#### Dataset extract ####

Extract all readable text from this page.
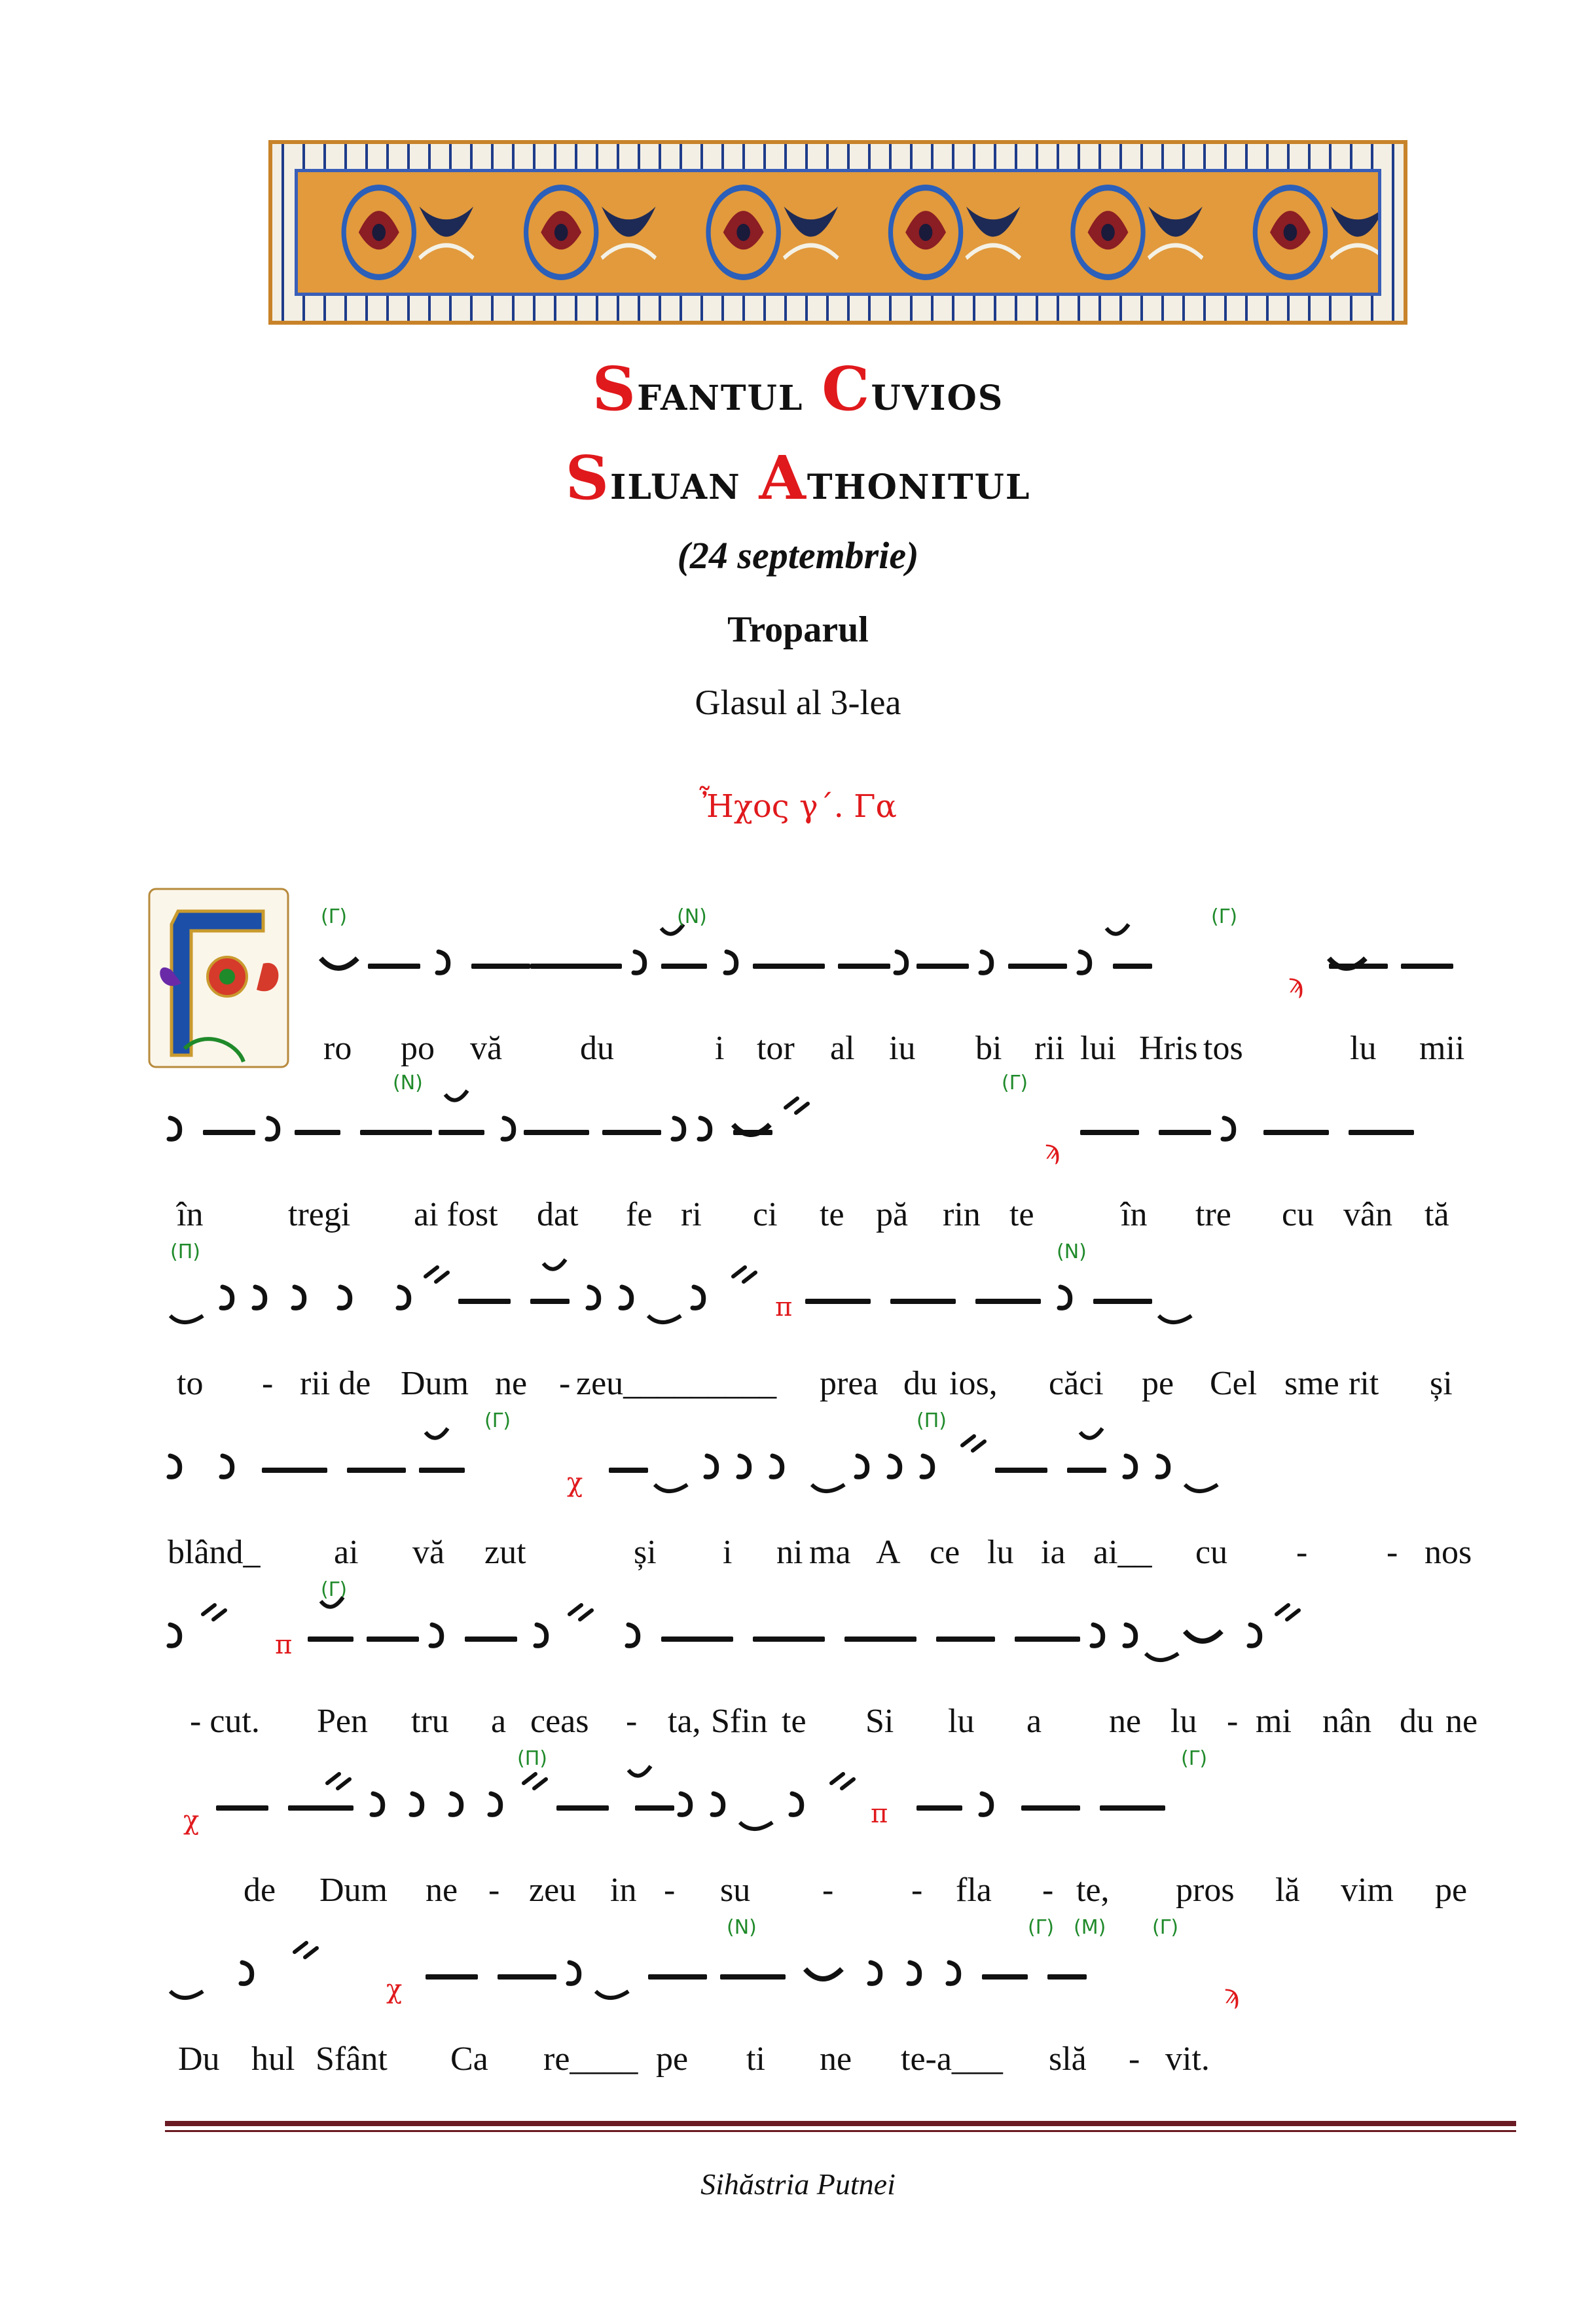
Sfantul Cuvios
Siluan Athonitul
(24 septembrie)
Troparul
Glasul al 3-lea
Ἦχος γ΄. Γα
(Γ)	(Ν)	(Γ)
ϡ
(Ν)	(Γ)
ϡ
(Π)
π
(Ν)
(Γ)
χ
(Π)
π
(Γ)
χ
(Π)
π
(Γ)
χ
(Ν)	(Γ) (Μ) (Γ)
ϡ
ro po vă du	i tor al iu bi rii lui Hris tos	lu mii
în tregi ai fost dat fe ri ci te pă rin te	în tre cu vân tă
to - rii de Dum ne - zeu_________ prea du ios, căci pe Cel sme rit și
blând_ ai vă zut	și i ni ma A ce lu ia ai__ cu - - nos
- cut. Pen tru a ceas - ta, Sfin te Si lu a ne lu - mi nân du ne
de Dum ne - zeu in - su - - fla - te, pros lă vim pe
Du hul Sfânt Ca re____ pe ti ne te-a___ slă - vit.
Sihăstria Putnei
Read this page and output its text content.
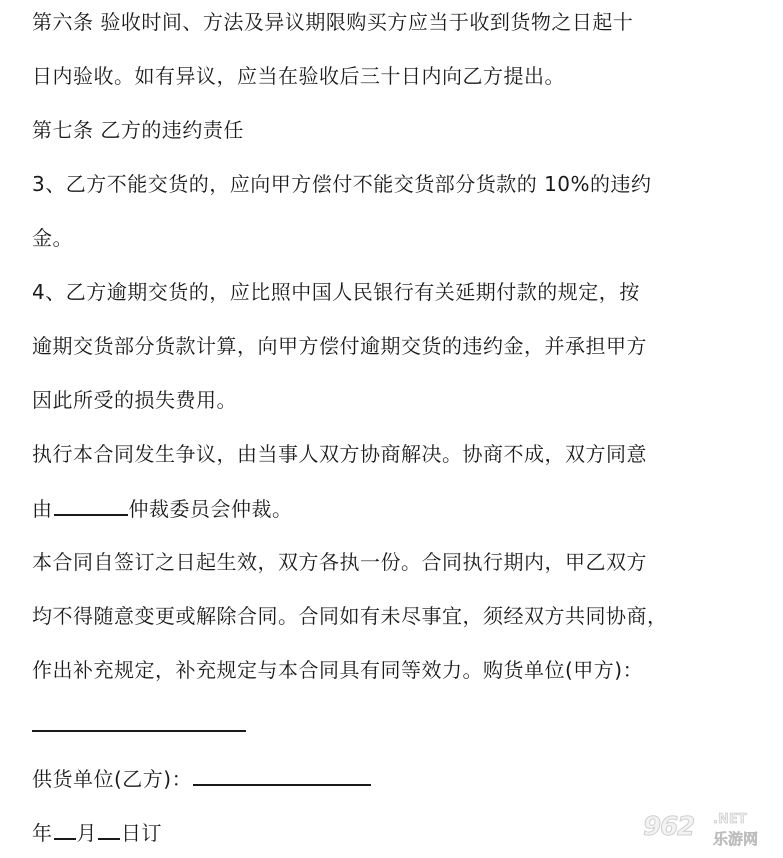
第六条 验收时间、方法及异议期限购买方应当于收到货物之日起十
日内验收。如有异议，应当在验收后三十日内向乙方提出。
第七条 乙方的违约责任
3、乙方不能交货的，应向甲方偿付不能交货部分货款的 10%的违约
金。
4、乙方逾期交货的，应比照中国人民银行有关延期付款的规定，按
逾期交货部分货款计算，向甲方偿付逾期交货的违约金，并承担甲方
因此所受的损失费用。
执行本合同发生争议，由当事人双方协商解决。协商不成，双方同意
由	仲裁委员会仲裁。
本合同自签订之日起生效，双方各执一份。合同执行期内，甲乙双方
均不得随意变更或解除合同。合同如有未尽事宜，须经双方共同协商，
作出补充规定，补充规定与本合同具有同等效力。购货单位(甲方)：
供货单位(乙方)：
年 月 日订	962 .NET
乐游网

####

(Exercise objective) In the records above, locate the line with "Read this page and output its text content."; output it and each line after it through the last one, exactly, omitting pictures.

(Task answer)
Read this page and output its text content.
第六条 验收时间、方法及异议期限购买方应当于收到货物之日起十
日内验收。如有异议，应当在验收后三十日内向乙方提出。
第七条 乙方的违约责任
3、乙方不能交货的，应向甲方偿付不能交货部分货款的 10%的违约
金。
4、乙方逾期交货的，应比照中国人民银行有关延期付款的规定，按
逾期交货部分货款计算，向甲方偿付逾期交货的违约金，并承担甲方
因此所受的损失费用。
执行本合同发生争议，由当事人双方协商解决。协商不成，双方同意
由	仲裁委员会仲裁。
本合同自签订之日起生效，双方各执一份。合同执行期内，甲乙双方
均不得随意变更或解除合同。合同如有未尽事宜，须经双方共同协商，
作出补充规定，补充规定与本合同具有同等效力。购货单位(甲方)：
供货单位(乙方)：
年 月 日订	962 .NET
乐游网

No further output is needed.